=== PROVIDED DATA ===

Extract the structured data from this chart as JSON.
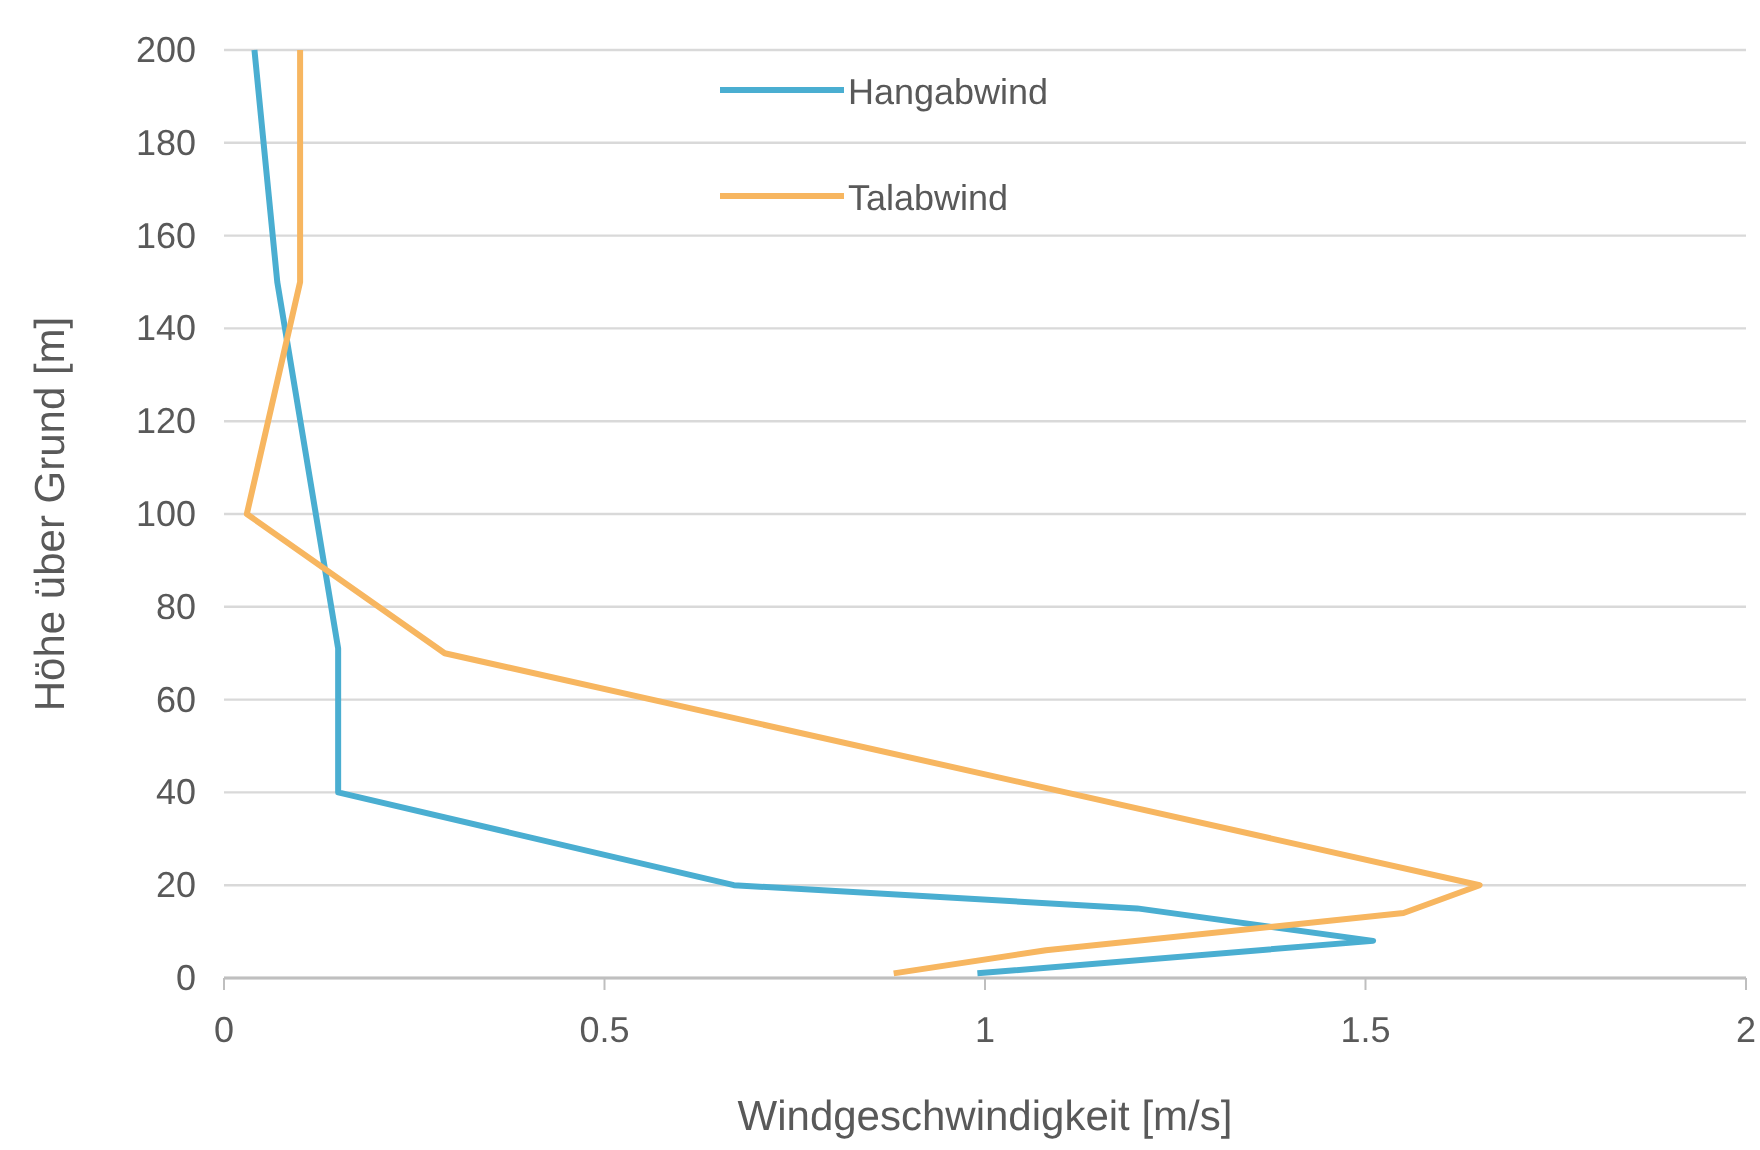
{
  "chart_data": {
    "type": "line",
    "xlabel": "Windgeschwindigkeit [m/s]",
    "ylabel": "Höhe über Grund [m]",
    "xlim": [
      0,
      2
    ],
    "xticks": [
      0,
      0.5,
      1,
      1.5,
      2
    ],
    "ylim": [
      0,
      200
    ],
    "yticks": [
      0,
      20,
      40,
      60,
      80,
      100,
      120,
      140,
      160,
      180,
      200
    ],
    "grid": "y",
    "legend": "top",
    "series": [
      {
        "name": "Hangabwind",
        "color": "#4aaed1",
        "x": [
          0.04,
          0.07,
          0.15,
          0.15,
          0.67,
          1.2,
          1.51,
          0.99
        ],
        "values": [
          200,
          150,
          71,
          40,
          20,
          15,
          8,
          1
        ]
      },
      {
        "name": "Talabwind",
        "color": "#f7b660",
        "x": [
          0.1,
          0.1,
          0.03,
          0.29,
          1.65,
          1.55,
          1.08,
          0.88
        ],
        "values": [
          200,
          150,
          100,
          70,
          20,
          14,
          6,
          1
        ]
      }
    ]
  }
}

===

SET EXERCISE:
Leave out the pictures and output every record above precisely as given.

THE RESPONSE:
Extract the structured data from this chart as JSON.
{
  "chart_data": {
    "type": "line",
    "xlabel": "Windgeschwindigkeit [m/s]",
    "ylabel": "Höhe über Grund [m]",
    "xlim": [
      0,
      2
    ],
    "xticks": [
      0,
      0.5,
      1,
      1.5,
      2
    ],
    "ylim": [
      0,
      200
    ],
    "yticks": [
      0,
      20,
      40,
      60,
      80,
      100,
      120,
      140,
      160,
      180,
      200
    ],
    "grid": "y",
    "legend": "top",
    "series": [
      {
        "name": "Hangabwind",
        "color": "#4aaed1",
        "x": [
          0.04,
          0.07,
          0.15,
          0.15,
          0.67,
          1.2,
          1.51,
          0.99
        ],
        "values": [
          200,
          150,
          71,
          40,
          20,
          15,
          8,
          1
        ]
      },
      {
        "name": "Talabwind",
        "color": "#f7b660",
        "x": [
          0.1,
          0.1,
          0.03,
          0.29,
          1.65,
          1.55,
          1.08,
          0.88
        ],
        "values": [
          200,
          150,
          100,
          70,
          20,
          14,
          6,
          1
        ]
      }
    ]
  }
}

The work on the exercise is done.